(Dataset listings of figures)
....................

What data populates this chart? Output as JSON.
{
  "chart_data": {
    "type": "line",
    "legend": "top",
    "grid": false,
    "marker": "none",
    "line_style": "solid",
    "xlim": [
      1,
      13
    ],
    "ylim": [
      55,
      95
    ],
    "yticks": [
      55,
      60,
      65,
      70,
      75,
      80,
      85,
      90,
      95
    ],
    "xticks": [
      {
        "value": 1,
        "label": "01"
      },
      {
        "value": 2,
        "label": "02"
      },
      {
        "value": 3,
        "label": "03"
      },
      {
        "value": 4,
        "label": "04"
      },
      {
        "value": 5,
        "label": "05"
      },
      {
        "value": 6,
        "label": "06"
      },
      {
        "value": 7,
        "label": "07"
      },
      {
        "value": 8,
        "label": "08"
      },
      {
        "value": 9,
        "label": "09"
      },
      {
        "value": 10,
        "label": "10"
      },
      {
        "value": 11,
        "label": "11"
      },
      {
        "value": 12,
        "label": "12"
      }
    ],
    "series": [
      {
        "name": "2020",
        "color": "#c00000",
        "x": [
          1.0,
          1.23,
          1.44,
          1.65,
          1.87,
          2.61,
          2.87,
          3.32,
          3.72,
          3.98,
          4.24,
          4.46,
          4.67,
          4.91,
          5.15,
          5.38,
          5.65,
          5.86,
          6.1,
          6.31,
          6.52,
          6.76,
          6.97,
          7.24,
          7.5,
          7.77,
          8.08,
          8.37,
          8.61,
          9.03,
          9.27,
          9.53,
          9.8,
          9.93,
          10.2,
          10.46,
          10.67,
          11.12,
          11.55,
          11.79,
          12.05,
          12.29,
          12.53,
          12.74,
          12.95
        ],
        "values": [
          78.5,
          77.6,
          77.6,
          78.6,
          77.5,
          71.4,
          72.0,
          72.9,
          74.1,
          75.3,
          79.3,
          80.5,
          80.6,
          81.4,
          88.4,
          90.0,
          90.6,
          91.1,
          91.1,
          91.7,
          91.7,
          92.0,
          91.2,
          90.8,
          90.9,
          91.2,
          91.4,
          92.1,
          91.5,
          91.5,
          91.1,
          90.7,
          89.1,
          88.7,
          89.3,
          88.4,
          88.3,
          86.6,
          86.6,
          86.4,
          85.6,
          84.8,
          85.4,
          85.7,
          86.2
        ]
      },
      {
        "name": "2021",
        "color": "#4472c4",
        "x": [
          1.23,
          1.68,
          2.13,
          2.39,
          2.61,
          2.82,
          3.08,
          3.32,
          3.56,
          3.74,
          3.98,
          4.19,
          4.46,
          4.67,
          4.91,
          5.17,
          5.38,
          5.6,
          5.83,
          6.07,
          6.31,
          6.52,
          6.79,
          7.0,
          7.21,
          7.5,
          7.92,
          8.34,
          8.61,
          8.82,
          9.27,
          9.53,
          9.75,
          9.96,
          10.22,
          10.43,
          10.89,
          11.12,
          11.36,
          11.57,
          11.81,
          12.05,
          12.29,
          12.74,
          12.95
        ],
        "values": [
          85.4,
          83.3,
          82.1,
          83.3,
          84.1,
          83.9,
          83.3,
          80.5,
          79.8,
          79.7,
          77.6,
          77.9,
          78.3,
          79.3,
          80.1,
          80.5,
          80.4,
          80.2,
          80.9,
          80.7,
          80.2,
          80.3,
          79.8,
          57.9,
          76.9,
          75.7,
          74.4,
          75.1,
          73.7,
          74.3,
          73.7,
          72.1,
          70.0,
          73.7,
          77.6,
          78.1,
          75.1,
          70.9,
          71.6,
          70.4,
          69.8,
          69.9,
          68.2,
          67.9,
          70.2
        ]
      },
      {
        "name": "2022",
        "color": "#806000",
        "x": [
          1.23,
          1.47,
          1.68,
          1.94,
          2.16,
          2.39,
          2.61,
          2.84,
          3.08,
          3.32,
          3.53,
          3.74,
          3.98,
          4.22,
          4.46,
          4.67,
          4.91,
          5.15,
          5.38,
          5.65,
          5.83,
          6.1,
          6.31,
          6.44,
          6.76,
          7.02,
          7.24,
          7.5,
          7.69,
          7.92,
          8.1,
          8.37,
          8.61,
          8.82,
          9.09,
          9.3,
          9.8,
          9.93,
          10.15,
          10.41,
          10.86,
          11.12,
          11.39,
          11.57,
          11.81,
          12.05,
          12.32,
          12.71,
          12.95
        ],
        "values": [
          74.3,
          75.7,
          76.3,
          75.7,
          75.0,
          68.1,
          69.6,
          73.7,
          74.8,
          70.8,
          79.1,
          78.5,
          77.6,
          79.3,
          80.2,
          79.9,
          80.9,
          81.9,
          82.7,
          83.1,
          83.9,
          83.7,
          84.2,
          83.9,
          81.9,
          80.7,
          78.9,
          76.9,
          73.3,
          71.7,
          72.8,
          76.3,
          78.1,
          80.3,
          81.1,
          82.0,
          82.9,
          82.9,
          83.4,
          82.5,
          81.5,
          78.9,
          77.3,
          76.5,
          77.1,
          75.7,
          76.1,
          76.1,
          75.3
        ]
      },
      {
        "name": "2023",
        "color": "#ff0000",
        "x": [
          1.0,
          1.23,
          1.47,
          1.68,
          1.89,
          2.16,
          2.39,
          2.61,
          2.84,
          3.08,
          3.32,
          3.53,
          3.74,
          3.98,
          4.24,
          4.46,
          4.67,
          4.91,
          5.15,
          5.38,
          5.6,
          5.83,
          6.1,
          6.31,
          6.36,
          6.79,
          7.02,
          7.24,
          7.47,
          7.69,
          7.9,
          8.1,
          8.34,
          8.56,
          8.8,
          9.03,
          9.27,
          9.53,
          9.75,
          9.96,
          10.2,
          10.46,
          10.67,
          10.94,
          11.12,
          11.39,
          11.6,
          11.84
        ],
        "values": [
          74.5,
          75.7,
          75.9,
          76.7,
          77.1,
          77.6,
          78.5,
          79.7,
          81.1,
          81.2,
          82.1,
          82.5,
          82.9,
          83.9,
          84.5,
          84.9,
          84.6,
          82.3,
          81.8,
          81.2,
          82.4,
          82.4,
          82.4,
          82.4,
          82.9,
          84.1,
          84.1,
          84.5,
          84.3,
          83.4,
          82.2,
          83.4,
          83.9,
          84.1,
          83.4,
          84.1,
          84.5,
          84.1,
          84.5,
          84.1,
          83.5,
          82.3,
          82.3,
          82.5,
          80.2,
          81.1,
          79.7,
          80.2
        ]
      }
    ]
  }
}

....................

PROMPT => Collect the lines of the records that include the string "label".

SOLUTION TO THIS PROBLEM =>
        "label": "01"
        "label": "02"
        "label": "03"
        "label": "04"
        "label": "05"
        "label": "06"
        "label": "07"
        "label": "08"
        "label": "09"
        "label": "10"
        "label": "11"
        "label": "12"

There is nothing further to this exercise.